What to do: Look through the listing below and report how many lines contain "Christophe", as a bare number.

Record extracts:
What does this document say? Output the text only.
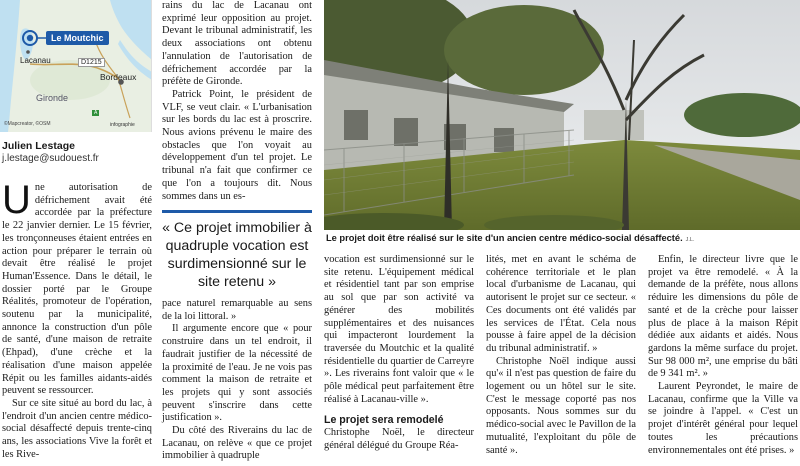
Le Moutchic
Lacanau	D1215
Bordeaux
Gironde
A
©Mapcreator, ©OSM	infographie
Julien Lestage
j.lestage@sudouest.fr

Une autorisation de défrichement avait été accordée par la préfecture le 22 janvier dernier. Le 15 février, les tronçonneuses étaient entrées en action pour préparer le terrain où devait être réalisé le projet Human'Essence. Dans le détail, le dossier porté par le Groupe Réalités, promoteur de l'opération, soutenu par la municipalité, annonce la construction d'un pôle de santé, d'une maison de retraite (Ehpad), d'une crèche et la réalisation d'une maison appelée Répit ou les familles aidants-aidés peuvent se ressourcer.

Sur ce site situé au bord du lac, à l'endroit d'un ancien centre médico-social désaffecté depuis trente-cinq ans, les associations Vive la forêt et les Rive-

rains du lac de Lacanau ont exprimé leur opposition au projet. Devant le tribunal administratif, les deux associations ont obtenu l'annulation de l'autorisation de défrichement accordée par la préfète de Gironde.

Patrick Point, le président de VLF, se veut clair. « L'urbanisation sur les bords du lac est à proscrire. Nous avions prévenu le maire des obstacles que l'on voyait au développement d'un tel projet. Le tribunal n'a fait que confirmer ce que l'on a toujours dit. Nous sommes dans un es-

« Ce projet immobilier à quadruple vocation est surdimensionné sur le site retenu »

pace naturel remarquable au sens de la loi littoral. »

Il argumente encore que « pour construire dans un tel endroit, il faudrait justifier de la nécessité de la proximité de l'eau. Je ne vois pas comment la maison de retraite et les projets qui y sont associés peuvent s'inscrire dans cette justification ».

Du côté des Riverains du lac de Lacanau, on relève « que ce projet immobilier à quadruple

Le projet doit être réalisé sur le site d'un ancien centre médico-social désaffecté. J.L.

vocation est surdimensionné sur le site retenu. L'équipement médical et résidentiel tant par son emprise au sol que par son activité va générer des mobilités supplémentaires et des nuisances qui impacteront lourdement la traversée du Moutchic et la qualité résidentielle du quartier de Carreyre ». Les riverains font valoir que « le pôle médical peut parfaitement être réalisé à Lacanau-ville ».

Le projet sera remodelé

Christophe Noël, le directeur général délégué du Groupe Réa-

lités, met en avant le schéma de cohérence territoriale et le plan local d'urbanisme de Lacanau, qui autorisent le projet sur ce secteur. « Ces documents ont été validés par les services de l'État. Cela nous pousse à faire appel de la décision du tribunal administratif. »

Christophe Noël indique aussi qu'« il n'est pas question de faire du logement ou un hôtel sur le site. C'est le message coporté pas nos opposants. Nous sommes sur du médico-social avec le Pavillon de la mutualité, l'exploitant du pôle de santé ».

Enfin, le directeur livre que le projet va être remodelé. « À la demande de la préfète, nous allons réduire les dimensions du pôle de santé et de la crèche pour laisser plus de place à la maison Répit dédiée aux aidants et aidés. Nous gardons la même surface du projet. Sur 98 000 m², une emprise du bâti de 9 341 m². »

Laurent Peyrondet, le maire de Lacanau, confirme que la Ville va se joindre à l'appel. « C'est un projet d'intérêt général pour lequel toutes les précautions environnementales ont été prises. »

Final answer: 2